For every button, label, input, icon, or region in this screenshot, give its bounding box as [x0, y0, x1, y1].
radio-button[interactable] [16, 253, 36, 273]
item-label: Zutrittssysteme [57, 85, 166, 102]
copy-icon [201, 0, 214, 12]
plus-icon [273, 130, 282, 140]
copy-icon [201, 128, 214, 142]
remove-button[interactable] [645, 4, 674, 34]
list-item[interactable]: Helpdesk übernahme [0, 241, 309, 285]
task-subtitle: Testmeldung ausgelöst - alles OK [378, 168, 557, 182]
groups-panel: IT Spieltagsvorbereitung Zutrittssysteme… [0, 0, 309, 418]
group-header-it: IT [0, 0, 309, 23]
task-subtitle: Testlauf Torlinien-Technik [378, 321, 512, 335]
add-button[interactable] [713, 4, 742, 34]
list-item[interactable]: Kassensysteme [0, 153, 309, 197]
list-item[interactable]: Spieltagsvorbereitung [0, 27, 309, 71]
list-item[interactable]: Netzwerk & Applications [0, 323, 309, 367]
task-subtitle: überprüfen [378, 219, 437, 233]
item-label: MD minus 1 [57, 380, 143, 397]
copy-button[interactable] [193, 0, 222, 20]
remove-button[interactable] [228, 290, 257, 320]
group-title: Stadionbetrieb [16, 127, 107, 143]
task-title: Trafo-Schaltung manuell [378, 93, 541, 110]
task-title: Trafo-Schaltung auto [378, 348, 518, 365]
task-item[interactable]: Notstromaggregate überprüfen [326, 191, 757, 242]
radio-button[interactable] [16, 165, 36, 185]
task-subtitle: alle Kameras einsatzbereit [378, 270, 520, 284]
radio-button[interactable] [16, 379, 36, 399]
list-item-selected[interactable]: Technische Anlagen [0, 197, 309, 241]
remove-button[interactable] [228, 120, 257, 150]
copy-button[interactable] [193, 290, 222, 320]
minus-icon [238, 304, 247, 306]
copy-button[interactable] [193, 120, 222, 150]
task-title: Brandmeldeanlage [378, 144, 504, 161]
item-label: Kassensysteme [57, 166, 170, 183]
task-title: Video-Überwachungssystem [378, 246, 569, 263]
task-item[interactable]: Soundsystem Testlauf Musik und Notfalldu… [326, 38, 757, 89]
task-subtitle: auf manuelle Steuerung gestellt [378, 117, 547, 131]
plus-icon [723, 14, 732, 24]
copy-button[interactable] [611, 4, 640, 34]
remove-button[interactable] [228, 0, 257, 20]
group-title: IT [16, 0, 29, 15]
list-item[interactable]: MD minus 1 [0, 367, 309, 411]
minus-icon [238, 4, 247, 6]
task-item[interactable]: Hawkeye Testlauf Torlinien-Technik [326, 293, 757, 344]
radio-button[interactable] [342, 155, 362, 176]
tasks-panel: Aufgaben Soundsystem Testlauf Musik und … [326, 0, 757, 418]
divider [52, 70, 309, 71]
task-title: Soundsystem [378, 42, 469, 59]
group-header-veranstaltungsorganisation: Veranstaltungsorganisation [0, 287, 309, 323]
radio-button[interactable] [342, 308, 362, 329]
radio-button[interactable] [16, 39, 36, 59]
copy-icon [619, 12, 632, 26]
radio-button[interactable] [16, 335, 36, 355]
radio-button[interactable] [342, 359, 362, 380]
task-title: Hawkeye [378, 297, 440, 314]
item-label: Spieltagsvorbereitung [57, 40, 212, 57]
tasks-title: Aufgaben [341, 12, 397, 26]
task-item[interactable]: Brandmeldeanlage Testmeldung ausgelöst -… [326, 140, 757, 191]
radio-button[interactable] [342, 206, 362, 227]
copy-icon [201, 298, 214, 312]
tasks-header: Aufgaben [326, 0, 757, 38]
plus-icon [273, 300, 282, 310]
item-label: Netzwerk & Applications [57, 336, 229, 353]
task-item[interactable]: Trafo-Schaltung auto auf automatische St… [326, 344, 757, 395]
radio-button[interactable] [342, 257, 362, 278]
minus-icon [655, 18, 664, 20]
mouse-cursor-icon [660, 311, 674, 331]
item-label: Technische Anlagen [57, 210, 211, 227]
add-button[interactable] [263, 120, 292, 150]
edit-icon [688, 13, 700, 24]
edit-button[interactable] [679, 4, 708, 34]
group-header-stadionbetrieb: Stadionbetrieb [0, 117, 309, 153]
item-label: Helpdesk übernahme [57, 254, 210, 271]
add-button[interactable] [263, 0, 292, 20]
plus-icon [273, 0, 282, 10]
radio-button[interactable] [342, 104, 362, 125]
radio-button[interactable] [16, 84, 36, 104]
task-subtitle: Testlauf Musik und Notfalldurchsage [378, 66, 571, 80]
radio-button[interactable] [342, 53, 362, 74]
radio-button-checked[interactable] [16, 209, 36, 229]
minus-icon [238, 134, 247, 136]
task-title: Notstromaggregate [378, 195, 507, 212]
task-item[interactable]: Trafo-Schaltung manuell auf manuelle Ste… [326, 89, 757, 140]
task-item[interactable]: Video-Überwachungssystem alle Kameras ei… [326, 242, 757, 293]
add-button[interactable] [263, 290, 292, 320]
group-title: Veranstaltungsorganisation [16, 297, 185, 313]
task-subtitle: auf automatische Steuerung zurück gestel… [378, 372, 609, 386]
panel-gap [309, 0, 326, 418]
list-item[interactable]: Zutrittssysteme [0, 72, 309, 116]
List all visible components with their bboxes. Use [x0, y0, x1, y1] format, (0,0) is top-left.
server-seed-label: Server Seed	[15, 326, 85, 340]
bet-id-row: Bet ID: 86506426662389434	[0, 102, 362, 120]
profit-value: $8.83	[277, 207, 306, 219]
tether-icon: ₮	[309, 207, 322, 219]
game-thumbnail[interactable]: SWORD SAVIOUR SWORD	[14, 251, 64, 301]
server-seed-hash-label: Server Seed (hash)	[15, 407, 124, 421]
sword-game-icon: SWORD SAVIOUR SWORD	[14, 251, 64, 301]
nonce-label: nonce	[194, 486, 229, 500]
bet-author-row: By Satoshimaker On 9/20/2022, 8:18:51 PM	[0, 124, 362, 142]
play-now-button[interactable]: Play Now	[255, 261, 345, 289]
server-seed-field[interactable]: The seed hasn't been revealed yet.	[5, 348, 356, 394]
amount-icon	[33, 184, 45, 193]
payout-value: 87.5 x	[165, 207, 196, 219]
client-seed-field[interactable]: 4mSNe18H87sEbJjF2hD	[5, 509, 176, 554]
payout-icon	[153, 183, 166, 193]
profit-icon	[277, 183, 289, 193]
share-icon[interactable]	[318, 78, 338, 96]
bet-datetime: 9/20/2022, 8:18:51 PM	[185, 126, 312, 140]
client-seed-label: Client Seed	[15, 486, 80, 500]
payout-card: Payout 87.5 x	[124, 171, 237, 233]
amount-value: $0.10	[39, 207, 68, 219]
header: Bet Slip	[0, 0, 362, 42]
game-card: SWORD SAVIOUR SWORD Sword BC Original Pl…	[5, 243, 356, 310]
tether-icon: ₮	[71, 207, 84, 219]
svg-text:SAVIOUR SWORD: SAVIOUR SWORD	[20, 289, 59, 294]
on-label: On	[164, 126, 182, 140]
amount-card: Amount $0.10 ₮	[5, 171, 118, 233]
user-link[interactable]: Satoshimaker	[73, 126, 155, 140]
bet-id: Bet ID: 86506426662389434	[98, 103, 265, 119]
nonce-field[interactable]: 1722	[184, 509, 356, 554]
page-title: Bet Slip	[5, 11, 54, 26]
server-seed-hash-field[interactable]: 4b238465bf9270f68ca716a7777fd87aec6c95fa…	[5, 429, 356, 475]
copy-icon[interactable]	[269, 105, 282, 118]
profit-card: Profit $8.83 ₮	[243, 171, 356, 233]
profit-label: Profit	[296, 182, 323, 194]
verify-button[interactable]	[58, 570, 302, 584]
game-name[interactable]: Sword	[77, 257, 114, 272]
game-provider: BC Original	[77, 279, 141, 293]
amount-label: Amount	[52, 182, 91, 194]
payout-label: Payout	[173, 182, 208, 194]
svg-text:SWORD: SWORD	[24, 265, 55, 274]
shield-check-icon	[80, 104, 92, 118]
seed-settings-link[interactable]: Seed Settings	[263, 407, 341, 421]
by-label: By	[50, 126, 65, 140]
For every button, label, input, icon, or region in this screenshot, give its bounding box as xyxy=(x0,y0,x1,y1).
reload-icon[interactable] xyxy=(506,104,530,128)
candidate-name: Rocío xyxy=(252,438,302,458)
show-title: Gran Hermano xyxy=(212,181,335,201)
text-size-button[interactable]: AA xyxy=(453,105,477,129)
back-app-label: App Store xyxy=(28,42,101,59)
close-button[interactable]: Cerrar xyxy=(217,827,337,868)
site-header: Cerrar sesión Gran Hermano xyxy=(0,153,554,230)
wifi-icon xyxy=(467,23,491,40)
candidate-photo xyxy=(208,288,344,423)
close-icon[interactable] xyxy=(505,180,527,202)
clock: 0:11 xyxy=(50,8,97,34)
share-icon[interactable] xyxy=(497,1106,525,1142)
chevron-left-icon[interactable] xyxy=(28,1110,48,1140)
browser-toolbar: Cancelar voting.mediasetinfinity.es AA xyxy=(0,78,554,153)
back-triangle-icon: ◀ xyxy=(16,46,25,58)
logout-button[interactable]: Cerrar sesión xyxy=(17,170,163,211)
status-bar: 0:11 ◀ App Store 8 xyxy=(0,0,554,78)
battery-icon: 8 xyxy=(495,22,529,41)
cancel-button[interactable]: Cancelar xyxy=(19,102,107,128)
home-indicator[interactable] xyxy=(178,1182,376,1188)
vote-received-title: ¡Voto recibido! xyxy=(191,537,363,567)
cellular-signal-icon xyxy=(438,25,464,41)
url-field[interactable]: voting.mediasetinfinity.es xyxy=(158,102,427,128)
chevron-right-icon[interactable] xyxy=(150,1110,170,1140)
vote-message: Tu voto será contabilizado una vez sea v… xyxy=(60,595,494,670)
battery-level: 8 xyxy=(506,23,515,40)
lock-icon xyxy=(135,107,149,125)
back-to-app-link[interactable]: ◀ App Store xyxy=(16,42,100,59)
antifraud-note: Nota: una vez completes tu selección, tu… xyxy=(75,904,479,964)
◆ ◆ ◆ ◆ ◆
課題内容 -> 記録の冒頭から「list-item[interactable]: Helpdesk übernahme」を含む行までの範囲を、「Zutrittssysteme」を「Zugangssysteme」に書き換えて示しなさい。それ以外の部分は変えないこと。

本問の解答 ->
For every button, label, input, icon, or region in this screenshot, give its bounding box as [x0, y0, x1, y1].
radio-button[interactable] [16, 253, 36, 273]
item-label: Zugangssysteme [57, 85, 166, 102]
copy-icon [201, 0, 214, 12]
plus-icon [273, 130, 282, 140]
copy-icon [201, 128, 214, 142]
remove-button[interactable] [645, 4, 674, 34]
list-item[interactable]: Helpdesk übernahme [0, 241, 309, 285]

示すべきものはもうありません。